# [Excerto do texto]
★ ★ ★ ★ ★

Num mundo altamente polarizado, tudo pode ser transformado num símbolo político: até mesmo o mais básico objeto de proteção pessoal. Na América disfuncional de Trump e não só, as máscaras foram transformadas em declarações de identidade tribal: quem a usa é um liberal de esquerda, quem as dispensa, um corajoso conservador republicano.
Tapar o nariz e a boca nos locais públicos é a estratégia número um de prevenção e controlo perante uma pandemia, sobretudo quando muitos doentes são assintomáticos. Quem o diz são cientistas do mundo inteiro, que o explicam com factos que até uma criança de 6 anos consegue entender. A propagação do vírus é travada de forma considerável, uma vez que as gotículas contaminadas não são projetadas em direção aos outros. Uma posição que é aconselhada pela OMS e que é puro senso comum. Fazê-lo é, acima de tudo, um ato de civilidade, de educação e de solidariedade, mais do que de proteção individual.

★ ★ ★ ★ ★

# [Exercício]
Continue o texto sobre o uso de máscaras a partir da última frase apresentada. Os dados apresentados a seguir constituem material independente do texto.

★ ★ ★ ★ ★

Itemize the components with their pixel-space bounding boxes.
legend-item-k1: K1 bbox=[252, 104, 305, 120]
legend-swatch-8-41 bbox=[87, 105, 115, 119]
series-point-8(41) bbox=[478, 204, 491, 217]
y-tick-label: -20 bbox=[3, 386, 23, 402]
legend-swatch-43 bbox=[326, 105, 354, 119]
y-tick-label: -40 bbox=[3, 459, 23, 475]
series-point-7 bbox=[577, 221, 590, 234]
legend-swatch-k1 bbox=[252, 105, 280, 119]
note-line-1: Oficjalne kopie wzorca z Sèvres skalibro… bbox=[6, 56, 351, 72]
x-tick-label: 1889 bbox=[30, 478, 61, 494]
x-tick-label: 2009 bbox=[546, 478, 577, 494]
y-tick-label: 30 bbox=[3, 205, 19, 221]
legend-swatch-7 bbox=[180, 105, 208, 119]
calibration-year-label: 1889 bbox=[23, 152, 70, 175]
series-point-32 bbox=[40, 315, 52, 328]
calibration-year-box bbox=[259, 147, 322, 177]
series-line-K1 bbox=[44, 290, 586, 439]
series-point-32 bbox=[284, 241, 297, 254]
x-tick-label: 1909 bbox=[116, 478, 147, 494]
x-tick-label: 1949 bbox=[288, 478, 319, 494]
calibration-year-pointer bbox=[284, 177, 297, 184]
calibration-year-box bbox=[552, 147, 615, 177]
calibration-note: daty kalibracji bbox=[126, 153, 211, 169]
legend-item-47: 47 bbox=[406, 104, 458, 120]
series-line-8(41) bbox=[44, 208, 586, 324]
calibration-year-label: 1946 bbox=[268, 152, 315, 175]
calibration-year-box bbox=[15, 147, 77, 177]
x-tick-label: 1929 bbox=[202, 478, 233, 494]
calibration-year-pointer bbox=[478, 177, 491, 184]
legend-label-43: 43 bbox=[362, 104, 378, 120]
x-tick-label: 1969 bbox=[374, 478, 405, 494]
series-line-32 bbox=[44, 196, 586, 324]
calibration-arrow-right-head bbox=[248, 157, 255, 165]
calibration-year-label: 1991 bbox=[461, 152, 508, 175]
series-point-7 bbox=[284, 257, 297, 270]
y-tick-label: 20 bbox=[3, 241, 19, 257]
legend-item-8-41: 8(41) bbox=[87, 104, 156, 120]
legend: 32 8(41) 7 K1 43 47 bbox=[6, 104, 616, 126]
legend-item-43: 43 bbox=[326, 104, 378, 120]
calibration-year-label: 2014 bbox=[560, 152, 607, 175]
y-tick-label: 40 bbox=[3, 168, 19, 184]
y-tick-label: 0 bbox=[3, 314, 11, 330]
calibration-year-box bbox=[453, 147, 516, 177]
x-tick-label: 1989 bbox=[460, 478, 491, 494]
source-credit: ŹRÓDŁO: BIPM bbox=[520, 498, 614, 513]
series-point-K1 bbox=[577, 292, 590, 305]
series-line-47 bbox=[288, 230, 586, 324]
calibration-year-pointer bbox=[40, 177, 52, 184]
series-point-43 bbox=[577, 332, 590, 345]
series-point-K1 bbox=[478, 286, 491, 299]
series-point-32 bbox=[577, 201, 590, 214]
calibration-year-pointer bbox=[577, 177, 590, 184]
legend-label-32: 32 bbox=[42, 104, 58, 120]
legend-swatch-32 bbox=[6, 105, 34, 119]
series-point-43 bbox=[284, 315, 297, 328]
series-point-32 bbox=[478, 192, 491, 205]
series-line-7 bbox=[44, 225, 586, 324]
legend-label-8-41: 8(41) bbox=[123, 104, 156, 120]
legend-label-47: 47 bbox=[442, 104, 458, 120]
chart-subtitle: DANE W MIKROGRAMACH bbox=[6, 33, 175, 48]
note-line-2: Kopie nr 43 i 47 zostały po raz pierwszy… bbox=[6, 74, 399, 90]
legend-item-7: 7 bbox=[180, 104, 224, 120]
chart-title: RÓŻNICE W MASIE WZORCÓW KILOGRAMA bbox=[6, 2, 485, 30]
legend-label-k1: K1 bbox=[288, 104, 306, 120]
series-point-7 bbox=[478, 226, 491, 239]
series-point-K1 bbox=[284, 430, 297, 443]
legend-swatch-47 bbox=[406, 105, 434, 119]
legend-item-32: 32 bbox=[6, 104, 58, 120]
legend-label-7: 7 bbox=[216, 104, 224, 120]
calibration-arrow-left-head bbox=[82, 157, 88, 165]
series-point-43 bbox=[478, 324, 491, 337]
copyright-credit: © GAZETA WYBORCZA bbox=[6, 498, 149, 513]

★ ★ ★ ★ ★

# [Exercício resolvido]
Mas o que são simples factos que até a minha filha de 6 anos é capaz de perceber, Donald Trump é inapto para alcançar. Ele conseguiu transformar em arma de arremesso político o único objeto que pode travar a progressão estrondosa da Covid na América, pondo em causa a vida de milhares de cidadãos que, com este simples gesto, poderiam evitar ser contaminados.
Na festa do 4 de Julho, amontoaram-se em Washington milhares de republicanos orgulhosos com as suas bandeirinhas, máscaras não eram obrigatórias. No seu comício em Tulsa, a mesma coisa. Ao Wall Street Journal, Trump disse que algumas pessoas usavam máscara apenas para o afrontar, como se tudo, incluindo a saúde, girasse em redor do Presidente-Sol. Muitos recusam-nas veementemente por princípio e até as proíbem nos seus estabelecimentos. “Não vivemos num país comunista! Isto é a América”, disse perante as câmaras a dona de um bar no Texas.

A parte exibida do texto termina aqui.